▶ [Excerpts from a figure dataset]
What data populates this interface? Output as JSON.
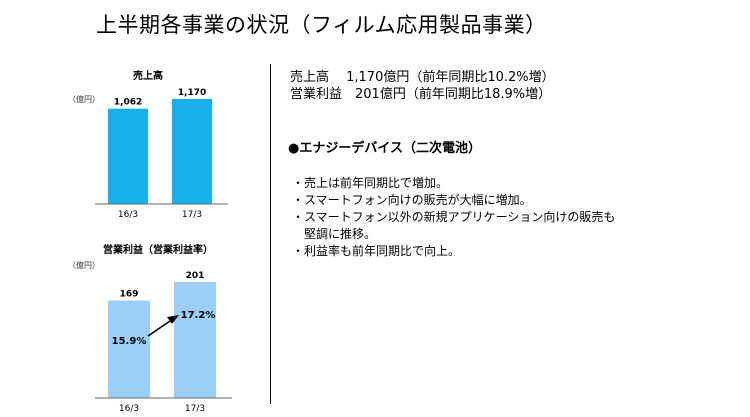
{
  "title": "上半期各事業の状況（フィルム応用製品事業）",
  "summary": [
    "売上高　 1,170億円（前年同期比10.2%増）",
    "営業利益　201億円（前年同期比18.9%増）"
  ],
  "segment_title": "●エナジーデバイス（二次電池）",
  "bullets": [
    "売上は前年同期比で増加。",
    "スマートフォン向けの販売が大幅に増加。",
    "スマートフォン以外の新規アプリケーション向けの販売も\n堅調に推移。",
    "利益率も前年同期比で向上。"
  ],
  "colors": {
    "sales_bar": "#17b0ec",
    "profit_bar": "#9ccff6",
    "axis": "#666666",
    "arrow": "#000000"
  },
  "chart_data": [
    {
      "type": "bar",
      "title": "売上高",
      "unit": "（億円）",
      "categories": [
        "16/3",
        "17/3"
      ],
      "values": [
        1062,
        1170
      ],
      "value_labels": [
        "1,062",
        "1,170"
      ]
    },
    {
      "type": "bar",
      "title": "営業利益（営業利益率）",
      "unit": "（億円）",
      "categories": [
        "16/3",
        "17/3"
      ],
      "values": [
        169,
        201
      ],
      "value_labels": [
        "169",
        "201"
      ],
      "margins": [
        "15.9%",
        "17.2%"
      ]
    }
  ]
}
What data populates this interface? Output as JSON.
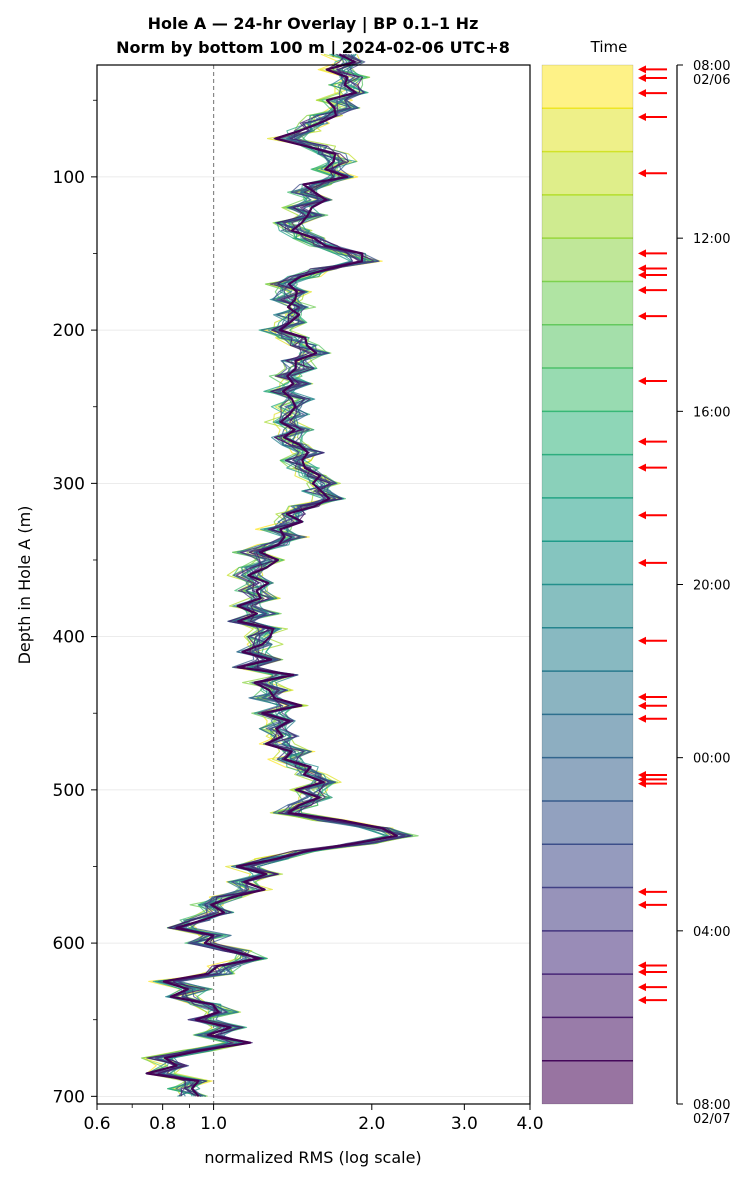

▶ [Set problem] The records shown above are to be repeated exactly, with the pictures left out.

▶ [Exercise result]
What data populates this interface? Output as JSON.
{
  "title": "上半期各事業の状況（フィルム応用製品事業）",
  "summary": [
    "売上高　 1,170億円（前年同期比10.2%増）",
    "営業利益　201億円（前年同期比18.9%増）"
  ],
  "segment_title": "●エナジーデバイス（二次電池）",
  "bullets": [
    "売上は前年同期比で増加。",
    "スマートフォン向けの販売が大幅に増加。",
    "スマートフォン以外の新規アプリケーション向けの販売も\n堅調に推移。",
    "利益率も前年同期比で向上。"
  ],
  "colors": {
    "sales_bar": "#17b0ec",
    "profit_bar": "#9ccff6",
    "axis": "#666666",
    "arrow": "#000000"
  },
  "chart_data": [
    {
      "type": "bar",
      "title": "売上高",
      "unit": "（億円）",
      "categories": [
        "16/3",
        "17/3"
      ],
      "values": [
        1062,
        1170
      ],
      "value_labels": [
        "1,062",
        "1,170"
      ]
    },
    {
      "type": "bar",
      "title": "営業利益（営業利益率）",
      "unit": "（億円）",
      "categories": [
        "16/3",
        "17/3"
      ],
      "values": [
        169,
        201
      ],
      "value_labels": [
        "169",
        "201"
      ],
      "margins": [
        "15.9%",
        "17.2%"
      ]
    }
  ]
}
What data populates this interface? Output as JSON.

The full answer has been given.